*JOB:* Copy the data below exactly as it stands, line for line, and leave the picture out of your copy.

*EXCERPTED RECORDS:*
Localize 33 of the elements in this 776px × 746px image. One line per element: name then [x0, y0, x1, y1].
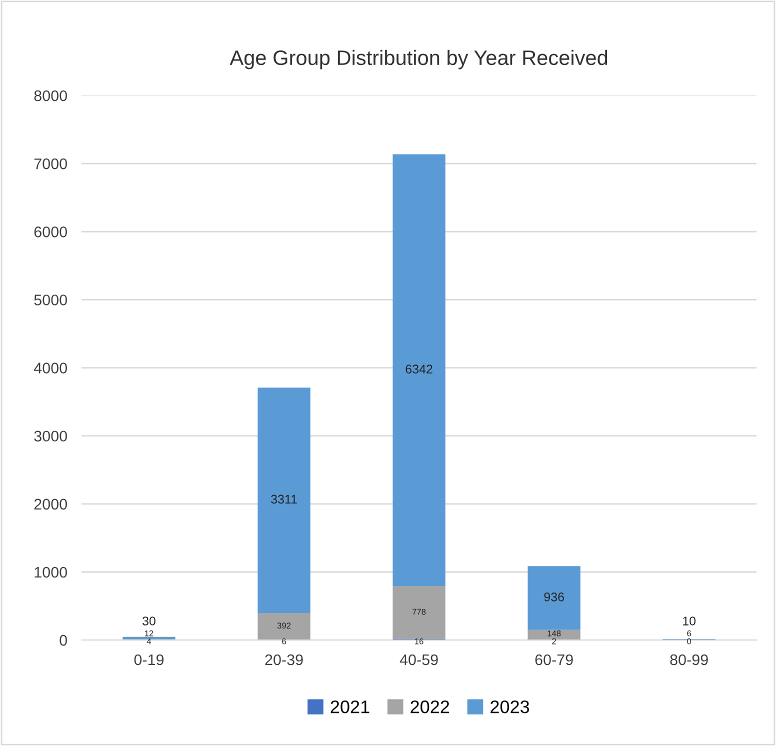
data-label: 12 — [144, 630, 154, 636]
data-label: 10 — [683, 616, 696, 626]
data-label: 16 — [415, 638, 424, 644]
y-tick-label: 8000 — [34, 90, 67, 102]
data-label: 6342 — [406, 364, 432, 374]
data-label: 0 — [687, 638, 692, 644]
data-label: 936 — [544, 592, 564, 602]
data-label: 6 — [282, 638, 286, 644]
y-tick-label: 7000 — [34, 158, 67, 170]
data-label: 392 — [277, 622, 291, 629]
x-tick-label: 20-39 — [265, 654, 303, 666]
x-tick-label: 80-99 — [670, 654, 708, 666]
y-tick-label: 3000 — [34, 430, 67, 442]
y-tick-label: 4000 — [34, 362, 67, 374]
data-label: 6 — [687, 630, 692, 636]
y-tick-label: 0 — [60, 634, 67, 646]
y-tick-label: 6000 — [34, 226, 67, 238]
legend-label: 2021 — [330, 700, 370, 714]
legend-label: 2023 — [490, 700, 530, 714]
data-label: 3311 — [271, 494, 297, 504]
chart-title: Age Group Distribution by Year Received — [230, 50, 608, 70]
data-label: 2 — [552, 638, 556, 644]
legend-label: 2022 — [410, 700, 450, 714]
y-tick-label: 1000 — [34, 566, 67, 578]
y-tick-label: 2000 — [34, 498, 67, 510]
y-tick-label: 5000 — [34, 294, 67, 306]
data-label: 4 — [146, 638, 152, 644]
x-tick-label: 60-79 — [535, 654, 573, 666]
x-tick-label: 0-19 — [134, 654, 164, 666]
x-tick-label: 40-59 — [400, 654, 438, 666]
data-label: 30 — [142, 616, 156, 626]
data-label: 778 — [412, 608, 426, 615]
data-label: 148 — [548, 630, 561, 636]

*COMPLETE RESPONSE:*
Localize 33 of the elements in this 776px × 746px image. One line per element: name then [x0, y0, x1, y1].
data-label: 12 — [144, 630, 154, 636]
data-label: 10 — [683, 616, 696, 626]
data-label: 16 — [415, 638, 424, 644]
y-tick-label: 8000 — [34, 90, 67, 102]
data-label: 6342 — [406, 364, 432, 374]
data-label: 0 — [687, 638, 692, 644]
data-label: 936 — [544, 592, 564, 602]
data-label: 6 — [282, 638, 286, 644]
y-tick-label: 7000 — [34, 158, 67, 170]
data-label: 392 — [277, 622, 291, 629]
x-tick-label: 20-39 — [265, 654, 303, 666]
x-tick-label: 80-99 — [670, 654, 708, 666]
y-tick-label: 3000 — [34, 430, 67, 442]
y-tick-label: 4000 — [34, 362, 67, 374]
data-label: 6 — [687, 630, 692, 636]
y-tick-label: 0 — [60, 634, 67, 646]
y-tick-label: 6000 — [34, 226, 67, 238]
legend-label: 2021 — [330, 700, 370, 714]
legend-label: 2023 — [490, 700, 530, 714]
data-label: 3311 — [271, 494, 297, 504]
chart-title: Age Group Distribution by Year Received — [230, 50, 608, 70]
data-label: 2 — [552, 638, 556, 644]
legend-label: 2022 — [410, 700, 450, 714]
y-tick-label: 1000 — [34, 566, 67, 578]
y-tick-label: 2000 — [34, 498, 67, 510]
y-tick-label: 5000 — [34, 294, 67, 306]
data-label: 4 — [146, 638, 152, 644]
x-tick-label: 60-79 — [535, 654, 573, 666]
x-tick-label: 0-19 — [134, 654, 164, 666]
x-tick-label: 40-59 — [400, 654, 438, 666]
data-label: 30 — [142, 616, 156, 626]
data-label: 778 — [412, 608, 426, 615]
data-label: 148 — [548, 630, 561, 636]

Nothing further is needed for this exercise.